**Objective:**
Make an exact copy of the entries, and keep any pictures out of it.

**** Records provided

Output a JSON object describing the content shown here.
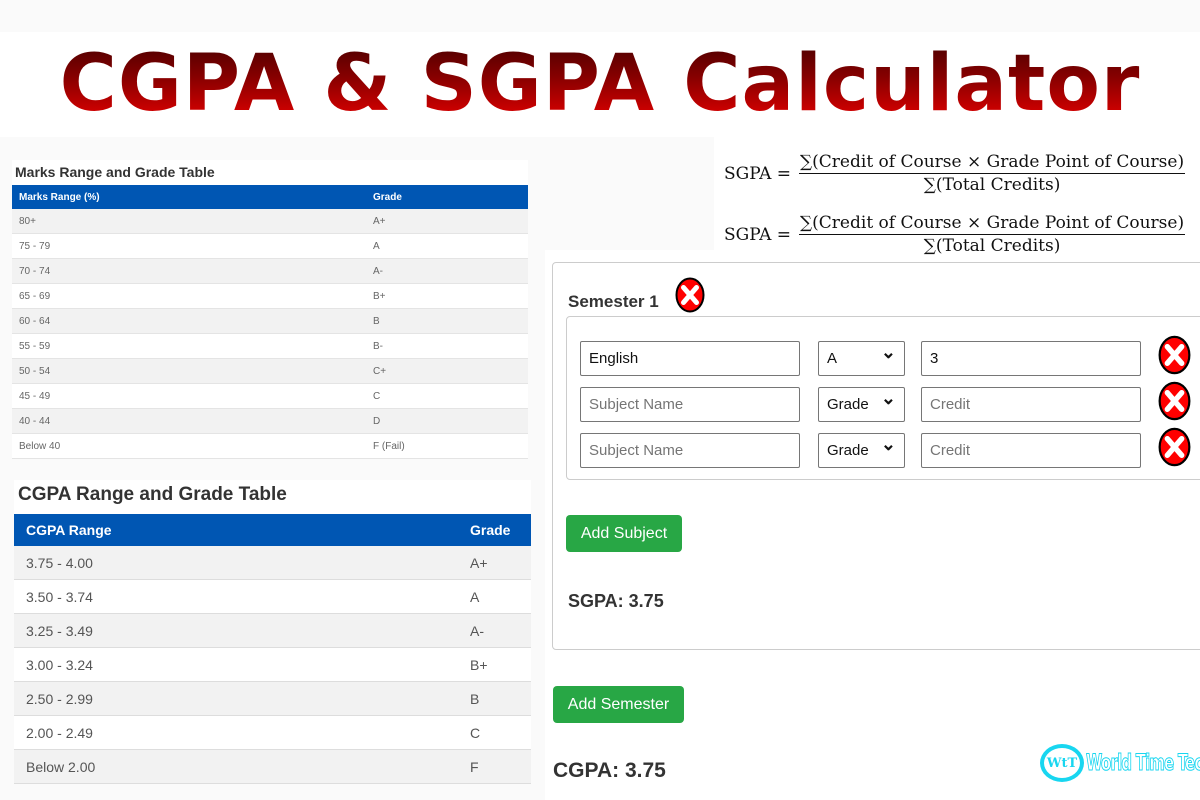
{
  "header": {
    "title": "CGPA & SGPA Calculator"
  },
  "marks_table": {
    "title": "Marks Range and Grade Table",
    "columns": [
      "Marks Range (%)",
      "Grade"
    ],
    "rows": [
      [
        "80+",
        "A+"
      ],
      [
        "75 - 79",
        "A"
      ],
      [
        "70 - 74",
        "A-"
      ],
      [
        "65 - 69",
        "B+"
      ],
      [
        "60 - 64",
        "B"
      ],
      [
        "55 - 59",
        "B-"
      ],
      [
        "50 - 54",
        "C+"
      ],
      [
        "45 - 49",
        "C"
      ],
      [
        "40 - 44",
        "D"
      ],
      [
        "Below 40",
        "F (Fail)"
      ]
    ]
  },
  "cgpa_table": {
    "title": "CGPA Range and Grade Table",
    "columns": [
      "CGPA Range",
      "Grade"
    ],
    "rows": [
      [
        "3.75 - 4.00",
        "A+"
      ],
      [
        "3.50 - 3.74",
        "A"
      ],
      [
        "3.25 - 3.49",
        "A-"
      ],
      [
        "3.00 - 3.24",
        "B+"
      ],
      [
        "2.50 - 2.99",
        "B"
      ],
      [
        "2.00 - 2.49",
        "C"
      ],
      [
        "Below 2.00",
        "F"
      ]
    ]
  },
  "formulas": [
    {
      "lhs": "SGPA =",
      "numerator": "∑(Credit of Course × Grade Point of Course)",
      "denominator": "∑(Total Credits)"
    },
    {
      "lhs": "SGPA =",
      "numerator": "∑(Credit of Course × Grade Point of Course)",
      "denominator": "∑(Total Credits)"
    }
  ],
  "semester": {
    "title": "Semester 1",
    "remove_icon": "close-circle-icon",
    "subjects": [
      {
        "name_value": "English",
        "name_placeholder": "Subject Name",
        "grade_value": "A",
        "credit_value": "3",
        "credit_placeholder": "Credit"
      },
      {
        "name_value": "",
        "name_placeholder": "Subject Name",
        "grade_value": "Grade",
        "credit_value": "",
        "credit_placeholder": "Credit"
      },
      {
        "name_value": "",
        "name_placeholder": "Subject Name",
        "grade_value": "Grade",
        "credit_value": "",
        "credit_placeholder": "Credit"
      }
    ],
    "add_subject_label": "Add Subject",
    "sgpa_text": "SGPA: 3.75"
  },
  "add_semester_label": "Add Semester",
  "cgpa_text": "CGPA: 3.75",
  "logo": {
    "mark": "WtT",
    "text": "World Time Tech"
  },
  "colors": {
    "table_header": "#0056b3",
    "button": "#28a745",
    "remove_icon": "#ff0000",
    "title_gradient_top": "#3a0000",
    "title_gradient_bottom": "#ff0000",
    "logo": "#18d6f0"
  }
}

********

**Worked solution:**
Output a JSON object describing the content shown here.
{
  "header": {
    "title": "CGPA & SGPA Calculator"
  },
  "marks_table": {
    "title": "Marks Range and Grade Table",
    "columns": [
      "Marks Range (%)",
      "Grade"
    ],
    "rows": [
      [
        "80+",
        "A+"
      ],
      [
        "75 - 79",
        "A"
      ],
      [
        "70 - 74",
        "A-"
      ],
      [
        "65 - 69",
        "B+"
      ],
      [
        "60 - 64",
        "B"
      ],
      [
        "55 - 59",
        "B-"
      ],
      [
        "50 - 54",
        "C+"
      ],
      [
        "45 - 49",
        "C"
      ],
      [
        "40 - 44",
        "D"
      ],
      [
        "Below 40",
        "F (Fail)"
      ]
    ]
  },
  "cgpa_table": {
    "title": "CGPA Range and Grade Table",
    "columns": [
      "CGPA Range",
      "Grade"
    ],
    "rows": [
      [
        "3.75 - 4.00",
        "A+"
      ],
      [
        "3.50 - 3.74",
        "A"
      ],
      [
        "3.25 - 3.49",
        "A-"
      ],
      [
        "3.00 - 3.24",
        "B+"
      ],
      [
        "2.50 - 2.99",
        "B"
      ],
      [
        "2.00 - 2.49",
        "C"
      ],
      [
        "Below 2.00",
        "F"
      ]
    ]
  },
  "formulas": [
    {
      "lhs": "SGPA =",
      "numerator": "∑(Credit of Course × Grade Point of Course)",
      "denominator": "∑(Total Credits)"
    },
    {
      "lhs": "SGPA =",
      "numerator": "∑(Credit of Course × Grade Point of Course)",
      "denominator": "∑(Total Credits)"
    }
  ],
  "semester": {
    "title": "Semester 1",
    "remove_icon": "close-circle-icon",
    "subjects": [
      {
        "name_value": "English",
        "name_placeholder": "Subject Name",
        "grade_value": "A",
        "credit_value": "3",
        "credit_placeholder": "Credit"
      },
      {
        "name_value": "",
        "name_placeholder": "Subject Name",
        "grade_value": "Grade",
        "credit_value": "",
        "credit_placeholder": "Credit"
      },
      {
        "name_value": "",
        "name_placeholder": "Subject Name",
        "grade_value": "Grade",
        "credit_value": "",
        "credit_placeholder": "Credit"
      }
    ],
    "add_subject_label": "Add Subject",
    "sgpa_text": "SGPA: 3.75"
  },
  "add_semester_label": "Add Semester",
  "cgpa_text": "CGPA: 3.75",
  "logo": {
    "mark": "WtT",
    "text": "World Time Tech"
  },
  "colors": {
    "table_header": "#0056b3",
    "button": "#28a745",
    "remove_icon": "#ff0000",
    "title_gradient_top": "#3a0000",
    "title_gradient_bottom": "#ff0000",
    "logo": "#18d6f0"
  }
}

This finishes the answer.